### DOCUMENT TEXT ###
Entierly correct, thanks a *LOT*. Attached find a git patch.
Comment 2 Volker Lendecke 2020-09-06 08:55:43 UTC
Are you okay with the git patch in https://bugzilla.samba.org/attachment.cgi?id=15997? The "if (res)" is not required, ads_msgfree() already takes care of the NULL case.

Also, we have a policy that the patch author puts in a Signed-Off-By: tag to the git commit message, see

https://wiki.samba.org/index.php/CodeReview#commit_message_tags

Are you okay with that?

Thanks, Volker
Comment 3 Laurent Menase 2020-09-07 07:39:59 UTC
(In reply to Volker Lendecke from comment #2)
Hi Volker,
Yes I completely agree with this version of the patch, and completely agree with your change and the policy.
### SUPPLIED RECORDS ###
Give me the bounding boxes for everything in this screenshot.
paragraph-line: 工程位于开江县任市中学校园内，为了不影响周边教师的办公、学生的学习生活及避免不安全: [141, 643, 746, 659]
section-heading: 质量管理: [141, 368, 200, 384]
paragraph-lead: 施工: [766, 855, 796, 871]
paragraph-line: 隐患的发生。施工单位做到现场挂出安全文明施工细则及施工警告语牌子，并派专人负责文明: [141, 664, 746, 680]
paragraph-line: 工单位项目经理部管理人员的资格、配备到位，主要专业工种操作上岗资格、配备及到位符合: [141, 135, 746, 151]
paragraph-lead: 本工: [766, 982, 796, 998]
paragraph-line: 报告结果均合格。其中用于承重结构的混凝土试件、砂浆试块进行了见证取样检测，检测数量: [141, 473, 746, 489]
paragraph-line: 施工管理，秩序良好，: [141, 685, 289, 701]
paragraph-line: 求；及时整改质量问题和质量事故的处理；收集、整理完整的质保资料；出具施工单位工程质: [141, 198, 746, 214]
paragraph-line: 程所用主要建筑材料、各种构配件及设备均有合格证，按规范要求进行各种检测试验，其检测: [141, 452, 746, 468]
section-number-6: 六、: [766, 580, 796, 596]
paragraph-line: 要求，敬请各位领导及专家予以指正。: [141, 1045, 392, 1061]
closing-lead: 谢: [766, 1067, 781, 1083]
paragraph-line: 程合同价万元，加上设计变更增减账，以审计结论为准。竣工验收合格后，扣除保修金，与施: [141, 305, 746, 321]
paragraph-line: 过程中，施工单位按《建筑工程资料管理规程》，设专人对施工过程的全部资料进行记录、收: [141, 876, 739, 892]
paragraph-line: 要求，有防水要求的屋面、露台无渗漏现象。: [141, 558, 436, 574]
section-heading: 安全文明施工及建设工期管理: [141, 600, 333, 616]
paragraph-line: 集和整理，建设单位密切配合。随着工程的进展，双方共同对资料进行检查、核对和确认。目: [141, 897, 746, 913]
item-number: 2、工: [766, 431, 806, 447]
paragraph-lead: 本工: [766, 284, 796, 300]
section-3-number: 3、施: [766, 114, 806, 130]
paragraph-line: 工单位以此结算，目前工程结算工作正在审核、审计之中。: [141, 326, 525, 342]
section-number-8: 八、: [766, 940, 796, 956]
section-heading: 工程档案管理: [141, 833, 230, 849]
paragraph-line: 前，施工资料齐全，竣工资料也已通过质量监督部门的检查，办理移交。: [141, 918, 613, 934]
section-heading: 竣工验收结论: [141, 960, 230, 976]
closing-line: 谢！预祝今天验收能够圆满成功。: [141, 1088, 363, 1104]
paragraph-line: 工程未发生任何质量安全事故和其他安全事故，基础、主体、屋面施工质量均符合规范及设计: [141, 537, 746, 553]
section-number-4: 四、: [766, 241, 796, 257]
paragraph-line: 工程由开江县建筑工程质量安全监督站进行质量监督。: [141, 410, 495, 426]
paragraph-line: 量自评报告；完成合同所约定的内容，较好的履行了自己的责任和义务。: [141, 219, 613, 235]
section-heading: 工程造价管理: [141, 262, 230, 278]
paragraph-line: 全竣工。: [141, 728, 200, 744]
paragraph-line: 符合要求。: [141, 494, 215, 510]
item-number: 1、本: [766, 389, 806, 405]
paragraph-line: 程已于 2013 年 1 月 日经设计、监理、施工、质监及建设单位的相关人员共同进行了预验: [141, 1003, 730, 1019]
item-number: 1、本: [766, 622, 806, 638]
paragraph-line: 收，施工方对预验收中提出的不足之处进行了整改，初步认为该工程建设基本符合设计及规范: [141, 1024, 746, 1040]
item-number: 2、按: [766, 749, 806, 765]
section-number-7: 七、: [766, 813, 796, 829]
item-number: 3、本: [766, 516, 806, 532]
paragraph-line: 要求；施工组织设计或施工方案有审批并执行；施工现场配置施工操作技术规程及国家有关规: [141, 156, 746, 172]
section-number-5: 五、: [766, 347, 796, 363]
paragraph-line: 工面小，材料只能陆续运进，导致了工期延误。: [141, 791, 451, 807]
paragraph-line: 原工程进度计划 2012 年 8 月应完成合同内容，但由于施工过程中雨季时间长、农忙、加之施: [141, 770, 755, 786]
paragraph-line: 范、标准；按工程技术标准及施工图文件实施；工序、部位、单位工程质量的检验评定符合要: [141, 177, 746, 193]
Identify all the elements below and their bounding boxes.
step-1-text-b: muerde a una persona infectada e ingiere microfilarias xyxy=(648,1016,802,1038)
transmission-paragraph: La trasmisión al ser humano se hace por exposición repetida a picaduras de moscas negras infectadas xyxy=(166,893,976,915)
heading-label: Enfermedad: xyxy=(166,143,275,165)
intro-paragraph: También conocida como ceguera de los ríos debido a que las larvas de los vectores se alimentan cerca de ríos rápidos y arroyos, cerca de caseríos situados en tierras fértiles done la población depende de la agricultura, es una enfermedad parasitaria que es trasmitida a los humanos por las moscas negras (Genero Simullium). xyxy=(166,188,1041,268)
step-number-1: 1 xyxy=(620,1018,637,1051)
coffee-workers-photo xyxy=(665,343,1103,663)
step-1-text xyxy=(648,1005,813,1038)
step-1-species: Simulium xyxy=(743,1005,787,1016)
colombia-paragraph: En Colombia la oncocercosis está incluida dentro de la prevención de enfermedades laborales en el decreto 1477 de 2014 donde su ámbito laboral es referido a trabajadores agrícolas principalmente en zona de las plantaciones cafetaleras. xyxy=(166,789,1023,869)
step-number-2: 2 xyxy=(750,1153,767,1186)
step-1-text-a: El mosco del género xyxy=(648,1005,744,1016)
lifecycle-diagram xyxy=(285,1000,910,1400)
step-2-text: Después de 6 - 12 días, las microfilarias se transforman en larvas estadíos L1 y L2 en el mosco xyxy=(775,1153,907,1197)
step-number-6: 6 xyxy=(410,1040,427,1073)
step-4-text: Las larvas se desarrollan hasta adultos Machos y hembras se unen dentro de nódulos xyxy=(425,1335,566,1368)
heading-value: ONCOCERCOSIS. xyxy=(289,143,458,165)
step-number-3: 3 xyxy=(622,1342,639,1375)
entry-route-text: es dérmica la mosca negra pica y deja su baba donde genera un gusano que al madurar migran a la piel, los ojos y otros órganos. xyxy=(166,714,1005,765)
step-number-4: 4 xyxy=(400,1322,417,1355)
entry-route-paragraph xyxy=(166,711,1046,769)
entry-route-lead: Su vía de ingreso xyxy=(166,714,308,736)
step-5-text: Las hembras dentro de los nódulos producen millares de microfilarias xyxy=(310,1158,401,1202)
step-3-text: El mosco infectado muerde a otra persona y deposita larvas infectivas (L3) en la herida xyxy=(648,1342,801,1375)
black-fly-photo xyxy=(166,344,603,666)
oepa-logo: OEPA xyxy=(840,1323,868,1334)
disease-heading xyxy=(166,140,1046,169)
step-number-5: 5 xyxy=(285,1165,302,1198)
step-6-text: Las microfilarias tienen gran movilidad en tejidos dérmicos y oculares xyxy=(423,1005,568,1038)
###
▶ _EXERCISE REQUIREMENTS_:
- 1) Write out the stretch of the bug discussion from "Also, we have" through "okay with that?", switching "policy" to "rule".
- 2) In the bug discussion, which function is said to already take care of the NULL case?

▶ _ANSWERS TO THE PROBLEMS_:
- 1)
Also, we have a rule that the patch author puts in a Signed-Off-By: tag to the git commit message, see

https://wiki.samba.org/index.php/CodeReview#commit_message_tags

Are you okay with that?

- 2) ads_msgfree()